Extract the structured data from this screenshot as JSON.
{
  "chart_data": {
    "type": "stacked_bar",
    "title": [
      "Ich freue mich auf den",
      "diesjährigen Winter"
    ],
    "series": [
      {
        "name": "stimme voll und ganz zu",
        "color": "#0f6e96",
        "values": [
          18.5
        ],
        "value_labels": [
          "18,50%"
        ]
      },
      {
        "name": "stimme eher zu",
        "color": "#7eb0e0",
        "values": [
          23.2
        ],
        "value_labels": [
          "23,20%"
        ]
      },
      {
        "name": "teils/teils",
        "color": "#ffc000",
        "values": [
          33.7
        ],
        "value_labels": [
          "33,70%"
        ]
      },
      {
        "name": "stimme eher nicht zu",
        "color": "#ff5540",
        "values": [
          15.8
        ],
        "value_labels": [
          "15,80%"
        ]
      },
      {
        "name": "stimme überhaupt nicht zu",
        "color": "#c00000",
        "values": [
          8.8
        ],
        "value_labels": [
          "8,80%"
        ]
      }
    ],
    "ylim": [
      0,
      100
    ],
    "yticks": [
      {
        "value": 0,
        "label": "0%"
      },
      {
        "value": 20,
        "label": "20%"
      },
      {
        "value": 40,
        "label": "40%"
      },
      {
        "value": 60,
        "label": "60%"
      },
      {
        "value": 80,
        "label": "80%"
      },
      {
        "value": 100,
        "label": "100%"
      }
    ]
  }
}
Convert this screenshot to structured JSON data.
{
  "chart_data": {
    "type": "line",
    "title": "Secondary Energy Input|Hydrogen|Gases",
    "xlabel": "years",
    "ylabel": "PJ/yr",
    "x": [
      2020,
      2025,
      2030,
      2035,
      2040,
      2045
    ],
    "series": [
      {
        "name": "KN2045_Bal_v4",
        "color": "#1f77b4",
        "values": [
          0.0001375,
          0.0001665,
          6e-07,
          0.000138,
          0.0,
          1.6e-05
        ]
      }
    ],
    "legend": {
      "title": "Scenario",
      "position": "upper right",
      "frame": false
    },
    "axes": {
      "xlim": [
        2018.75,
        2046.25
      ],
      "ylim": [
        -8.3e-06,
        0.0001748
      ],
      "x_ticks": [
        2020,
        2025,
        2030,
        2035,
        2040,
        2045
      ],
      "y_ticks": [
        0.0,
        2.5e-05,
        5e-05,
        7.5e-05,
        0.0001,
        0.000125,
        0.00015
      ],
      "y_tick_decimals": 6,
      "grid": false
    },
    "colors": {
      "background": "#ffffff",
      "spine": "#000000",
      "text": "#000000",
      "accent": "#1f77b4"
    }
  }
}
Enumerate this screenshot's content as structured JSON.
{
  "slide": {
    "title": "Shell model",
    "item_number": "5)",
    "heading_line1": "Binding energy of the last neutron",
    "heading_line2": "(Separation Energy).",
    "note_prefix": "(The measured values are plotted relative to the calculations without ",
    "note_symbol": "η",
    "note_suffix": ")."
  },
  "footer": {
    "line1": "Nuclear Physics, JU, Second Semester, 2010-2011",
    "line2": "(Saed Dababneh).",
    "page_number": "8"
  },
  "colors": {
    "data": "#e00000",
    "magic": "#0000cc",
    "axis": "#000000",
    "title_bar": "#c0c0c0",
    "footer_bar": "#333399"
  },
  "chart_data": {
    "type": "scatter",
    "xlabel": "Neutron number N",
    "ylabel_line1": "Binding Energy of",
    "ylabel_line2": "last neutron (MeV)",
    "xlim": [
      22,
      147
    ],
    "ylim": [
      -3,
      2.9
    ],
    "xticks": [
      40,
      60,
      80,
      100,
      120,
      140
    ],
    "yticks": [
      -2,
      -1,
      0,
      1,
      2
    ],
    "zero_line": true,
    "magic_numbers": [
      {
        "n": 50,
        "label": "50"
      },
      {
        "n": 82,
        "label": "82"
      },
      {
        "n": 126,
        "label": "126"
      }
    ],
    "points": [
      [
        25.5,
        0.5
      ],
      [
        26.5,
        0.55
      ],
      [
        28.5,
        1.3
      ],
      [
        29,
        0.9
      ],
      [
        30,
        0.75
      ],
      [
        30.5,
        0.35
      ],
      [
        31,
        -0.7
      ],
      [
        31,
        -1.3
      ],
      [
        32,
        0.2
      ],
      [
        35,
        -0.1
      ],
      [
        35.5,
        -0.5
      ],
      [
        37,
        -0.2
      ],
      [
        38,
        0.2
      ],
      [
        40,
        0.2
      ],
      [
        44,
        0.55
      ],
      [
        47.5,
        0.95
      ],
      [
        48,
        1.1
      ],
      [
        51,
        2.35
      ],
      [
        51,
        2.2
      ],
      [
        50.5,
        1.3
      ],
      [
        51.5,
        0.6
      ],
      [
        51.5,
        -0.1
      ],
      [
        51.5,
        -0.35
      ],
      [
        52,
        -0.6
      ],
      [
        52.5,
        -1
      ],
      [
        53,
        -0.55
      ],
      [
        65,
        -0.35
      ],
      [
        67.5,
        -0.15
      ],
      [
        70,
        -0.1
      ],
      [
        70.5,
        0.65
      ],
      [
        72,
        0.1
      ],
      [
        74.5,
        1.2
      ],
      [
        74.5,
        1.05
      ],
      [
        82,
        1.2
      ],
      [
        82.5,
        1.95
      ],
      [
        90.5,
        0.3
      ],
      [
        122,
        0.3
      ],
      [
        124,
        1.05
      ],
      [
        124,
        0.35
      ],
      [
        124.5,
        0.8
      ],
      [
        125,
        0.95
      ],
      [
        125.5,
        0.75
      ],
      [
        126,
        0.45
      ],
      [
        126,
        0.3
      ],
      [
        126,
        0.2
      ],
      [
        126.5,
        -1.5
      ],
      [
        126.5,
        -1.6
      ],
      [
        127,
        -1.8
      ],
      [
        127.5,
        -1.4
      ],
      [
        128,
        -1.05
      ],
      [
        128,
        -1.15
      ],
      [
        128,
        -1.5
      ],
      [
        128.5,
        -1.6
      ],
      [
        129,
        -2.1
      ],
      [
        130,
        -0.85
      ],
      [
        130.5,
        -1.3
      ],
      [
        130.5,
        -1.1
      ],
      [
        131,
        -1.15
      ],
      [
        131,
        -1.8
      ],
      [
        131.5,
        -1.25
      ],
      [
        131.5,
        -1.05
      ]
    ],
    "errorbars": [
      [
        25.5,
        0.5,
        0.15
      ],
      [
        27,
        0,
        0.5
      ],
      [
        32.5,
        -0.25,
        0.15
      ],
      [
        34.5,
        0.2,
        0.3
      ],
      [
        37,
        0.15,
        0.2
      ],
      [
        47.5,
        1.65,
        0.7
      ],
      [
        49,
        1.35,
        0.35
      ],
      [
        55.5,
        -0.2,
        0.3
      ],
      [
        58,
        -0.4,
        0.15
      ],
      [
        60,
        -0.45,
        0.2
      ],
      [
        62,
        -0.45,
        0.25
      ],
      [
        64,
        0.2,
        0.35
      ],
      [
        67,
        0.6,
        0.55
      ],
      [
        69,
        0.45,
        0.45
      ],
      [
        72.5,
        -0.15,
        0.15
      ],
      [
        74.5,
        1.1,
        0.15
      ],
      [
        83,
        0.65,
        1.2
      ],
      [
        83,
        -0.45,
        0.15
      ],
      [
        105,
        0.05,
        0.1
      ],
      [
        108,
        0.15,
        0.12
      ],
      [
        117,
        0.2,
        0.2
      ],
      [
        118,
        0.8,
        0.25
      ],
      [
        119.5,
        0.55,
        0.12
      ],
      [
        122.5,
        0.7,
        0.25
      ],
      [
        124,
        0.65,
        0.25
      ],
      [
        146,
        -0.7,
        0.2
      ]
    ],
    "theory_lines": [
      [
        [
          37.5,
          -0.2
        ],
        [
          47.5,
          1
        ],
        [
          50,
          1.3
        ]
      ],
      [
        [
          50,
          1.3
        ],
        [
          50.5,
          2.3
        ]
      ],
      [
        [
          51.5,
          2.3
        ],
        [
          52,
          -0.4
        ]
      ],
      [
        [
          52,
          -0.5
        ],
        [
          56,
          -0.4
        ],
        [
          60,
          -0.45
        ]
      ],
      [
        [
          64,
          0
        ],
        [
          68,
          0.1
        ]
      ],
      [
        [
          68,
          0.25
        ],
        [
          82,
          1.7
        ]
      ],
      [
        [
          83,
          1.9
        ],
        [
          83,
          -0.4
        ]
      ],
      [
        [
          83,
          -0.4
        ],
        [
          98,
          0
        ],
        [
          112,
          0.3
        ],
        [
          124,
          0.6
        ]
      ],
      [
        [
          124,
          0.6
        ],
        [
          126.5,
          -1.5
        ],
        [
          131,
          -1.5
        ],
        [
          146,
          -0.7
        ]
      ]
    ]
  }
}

════════════════

*Instructions to follow*
Pick out each line that holds the string "JSON".

*Answer to the task*
Extract the structured data from this screenshot as JSON.
Convert this screenshot to structured JSON data.
Enumerate this screenshot's content as structured JSON.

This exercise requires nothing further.